>>>>
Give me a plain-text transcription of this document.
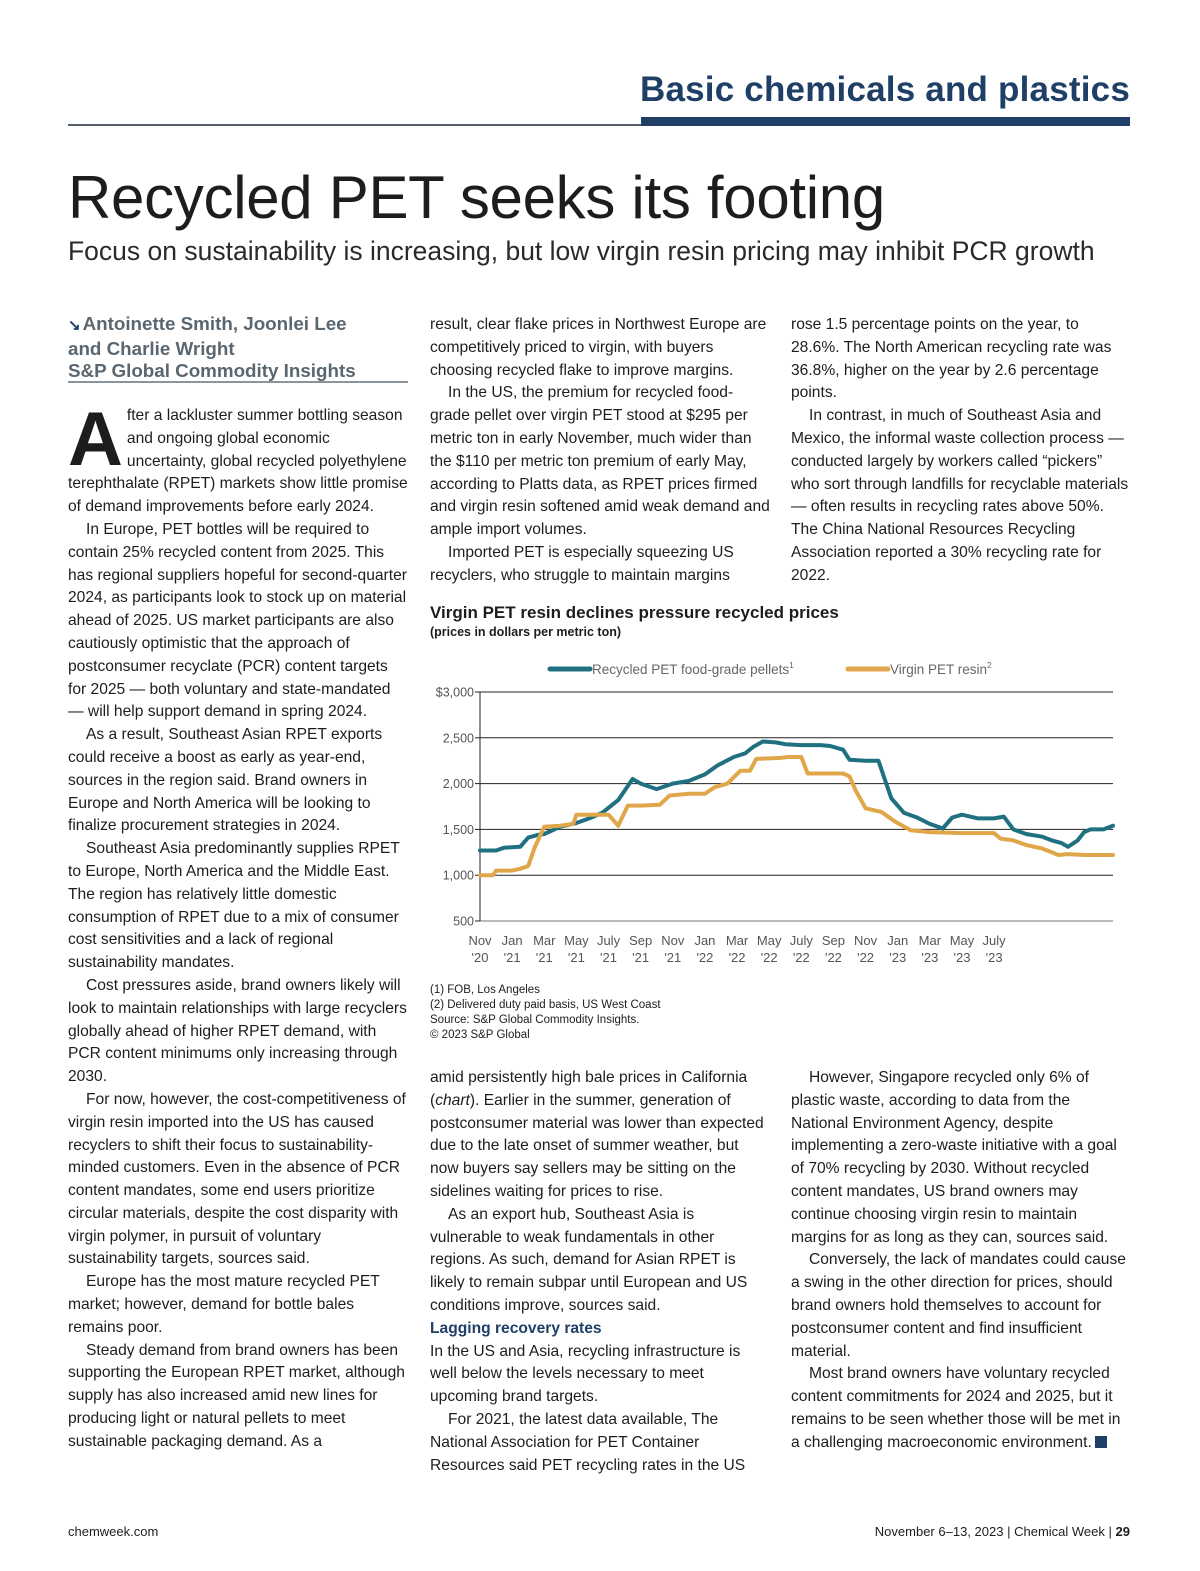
Basic chemicals and plastics
Recycled PET seeks its footing
Focus on sustainability is increasing, but low virgin resin pricing may inhibit PCR growth
↘ Antoinette Smith, Joonlei Lee
and Charlie Wright
S&P Global Commodity Insights

After a lackluster summer bottling season and ongoing global economic uncertainty, global recycled polyethylene terephthalate (RPET) markets show little promise of demand improvements before early 2024.

In Europe, PET bottles will be required to contain 25% recycled content from 2025. This has regional suppliers hopeful for second-quarter 2024, as participants look to stock up on material ahead of 2025. US market participants are also cautiously optimistic that the approach of postconsumer recyclate (PCR) content targets for 2025 — both voluntary and state-mandated — will help support demand in spring 2024.

As a result, Southeast Asian RPET exports could receive a boost as early as year-end, sources in the region said. Brand owners in Europe and North America will be looking to finalize procurement strategies in 2024.

Southeast Asia predominantly supplies RPET to Europe, North America and the Middle East. The region has relatively little domestic consumption of RPET due to a mix of consumer cost sensitivities and a lack of regional sustainability mandates.

Cost pressures aside, brand owners likely will look to maintain relationships with large recyclers globally ahead of higher RPET demand, with PCR content minimums only increasing through 2030.

For now, however, the cost-competitiveness of virgin resin imported into the US has caused recyclers to shift their focus to sustainability-minded customers. Even in the absence of PCR content mandates, some end users prioritize circular materials, despite the cost disparity with virgin polymer, in pursuit of voluntary sustainability targets, sources said.

Europe has the most mature recycled PET market; however, demand for bottle bales remains poor.

Steady demand from brand owners has been supporting the European RPET market, although supply has also increased amid new lines for producing light or natural pellets to meet sustainable packaging demand. As a

result, clear flake prices in Northwest Europe are competitively priced to virgin, with buyers choosing recycled flake to improve margins.

In the US, the premium for recycled food-grade pellet over virgin PET stood at $295 per metric ton in early November, much wider than the $110 per metric ton premium of early May, according to Platts data, as RPET prices firmed and virgin resin softened amid weak demand and ample import volumes.

Imported PET is especially squeezing US recyclers, who struggle to maintain margins

rose 1.5 percentage points on the year, to 28.6%. The North American recycling rate was 36.8%, higher on the year by 2.6 percentage points.

In contrast, in much of Southeast Asia and Mexico, the informal waste collection process — conducted largely by workers called “pickers” who sort through landfills for recyclable materials — often results in recycling rates above 50%. The China National Resources Recycling Association reported a 30% recycling rate for 2022.

Virgin PET resin declines pressure recycled prices
(prices in dollars per metric ton)
500
1,000
1,500
2,000
2,500
$3,000
Nov
'20
Jan
'21
Mar
'21
May
'21
July
'21
Sep
'21
Nov
'21
Jan
'22
Mar
'22
May
'22
July
'22
Sep
'22
Nov
'22
Jan
'23
Mar
'23
May
'23
July
'23
Recycled PET food-grade pellets$^1$	Virgin PET resin$^2$
(1) FOB, Los Angeles
(2) Delivered duty paid basis, US West Coast
Source: S&P Global Commodity Insights.
© 2023 S&P Global

amid persistently high bale prices in California (chart). Earlier in the summer, generation of postconsumer material was lower than expected due to the late onset of summer weather, but now buyers say sellers may be sitting on the sidelines waiting for prices to rise.

As an export hub, Southeast Asia is vulnerable to weak fundamentals in other regions. As such, demand for Asian RPET is likely to remain subpar until European and US conditions improve, sources said.

Lagging recovery rates

In the US and Asia, recycling infrastructure is well below the levels necessary to meet upcoming brand targets.

For 2021, the latest data available, The National Association for PET Container Resources said PET recycling rates in the US

However, Singapore recycled only 6% of plastic waste, according to data from the National Environment Agency, despite implementing a zero-waste initiative with a goal of 70% recycling by 2030. Without recycled content mandates, US brand owners may continue choosing virgin resin to maintain margins for as long as they can, sources said.

Conversely, the lack of mandates could cause a swing in the other direction for prices, should brand owners hold themselves to account for postconsumer content and find insufficient material.

Most brand owners have voluntary recycled content commitments for 2024 and 2025, but it remains to be seen whether those will be met in a challenging macroeconomic environment.

chemweek.com	November 6–13, 2023 | Chemical Week | 29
<<<<
_TO BE DONE_: Omitting all images, retype each line of the records precisely.

_THE OUTPUT_:
Give me a plain-text transcription of this document.
Basic chemicals and plastics
Recycled PET seeks its footing
Focus on sustainability is increasing, but low virgin resin pricing may inhibit PCR growth
↘ Antoinette Smith, Joonlei Lee
and Charlie Wright
S&P Global Commodity Insights

After a lackluster summer bottling season and ongoing global economic uncertainty, global recycled polyethylene terephthalate (RPET) markets show little promise of demand improvements before early 2024.

In Europe, PET bottles will be required to contain 25% recycled content from 2025. This has regional suppliers hopeful for second-quarter 2024, as participants look to stock up on material ahead of 2025. US market participants are also cautiously optimistic that the approach of postconsumer recyclate (PCR) content targets for 2025 — both voluntary and state-mandated — will help support demand in spring 2024.

As a result, Southeast Asian RPET exports could receive a boost as early as year-end, sources in the region said. Brand owners in Europe and North America will be looking to finalize procurement strategies in 2024.

Southeast Asia predominantly supplies RPET to Europe, North America and the Middle East. The region has relatively little domestic consumption of RPET due to a mix of consumer cost sensitivities and a lack of regional sustainability mandates.

Cost pressures aside, brand owners likely will look to maintain relationships with large recyclers globally ahead of higher RPET demand, with PCR content minimums only increasing through 2030.

For now, however, the cost-competitiveness of virgin resin imported into the US has caused recyclers to shift their focus to sustainability-minded customers. Even in the absence of PCR content mandates, some end users prioritize circular materials, despite the cost disparity with virgin polymer, in pursuit of voluntary sustainability targets, sources said.

Europe has the most mature recycled PET market; however, demand for bottle bales remains poor.

Steady demand from brand owners has been supporting the European RPET market, although supply has also increased amid new lines for producing light or natural pellets to meet sustainable packaging demand. As a

result, clear flake prices in Northwest Europe are competitively priced to virgin, with buyers choosing recycled flake to improve margins.

In the US, the premium for recycled food-grade pellet over virgin PET stood at $295 per metric ton in early November, much wider than the $110 per metric ton premium of early May, according to Platts data, as RPET prices firmed and virgin resin softened amid weak demand and ample import volumes.

Imported PET is especially squeezing US recyclers, who struggle to maintain margins

rose 1.5 percentage points on the year, to 28.6%. The North American recycling rate was 36.8%, higher on the year by 2.6 percentage points.

In contrast, in much of Southeast Asia and Mexico, the informal waste collection process — conducted largely by workers called “pickers” who sort through landfills for recyclable materials — often results in recycling rates above 50%. The China National Resources Recycling Association reported a 30% recycling rate for 2022.

Virgin PET resin declines pressure recycled prices
(prices in dollars per metric ton)
500
1,000
1,500
2,000
2,500
$3,000
Nov
'20
Jan
'21
Mar
'21
May
'21
July
'21
Sep
'21
Nov
'21
Jan
'22
Mar
'22
May
'22
July
'22
Sep
'22
Nov
'22
Jan
'23
Mar
'23
May
'23
July
'23
Recycled PET food-grade pellets$^1$	Virgin PET resin$^2$
(1) FOB, Los Angeles
(2) Delivered duty paid basis, US West Coast
Source: S&P Global Commodity Insights.
© 2023 S&P Global

amid persistently high bale prices in California (chart). Earlier in the summer, generation of postconsumer material was lower than expected due to the late onset of summer weather, but now buyers say sellers may be sitting on the sidelines waiting for prices to rise.

As an export hub, Southeast Asia is vulnerable to weak fundamentals in other regions. As such, demand for Asian RPET is likely to remain subpar until European and US conditions improve, sources said.

Lagging recovery rates

In the US and Asia, recycling infrastructure is well below the levels necessary to meet upcoming brand targets.

For 2021, the latest data available, The National Association for PET Container Resources said PET recycling rates in the US

However, Singapore recycled only 6% of plastic waste, according to data from the National Environment Agency, despite implementing a zero-waste initiative with a goal of 70% recycling by 2030. Without recycled content mandates, US brand owners may continue choosing virgin resin to maintain margins for as long as they can, sources said.

Conversely, the lack of mandates could cause a swing in the other direction for prices, should brand owners hold themselves to account for postconsumer content and find insufficient material.

Most brand owners have voluntary recycled content commitments for 2024 and 2025, but it remains to be seen whether those will be met in a challenging macroeconomic environment.

chemweek.com	November 6–13, 2023 | Chemical Week | 29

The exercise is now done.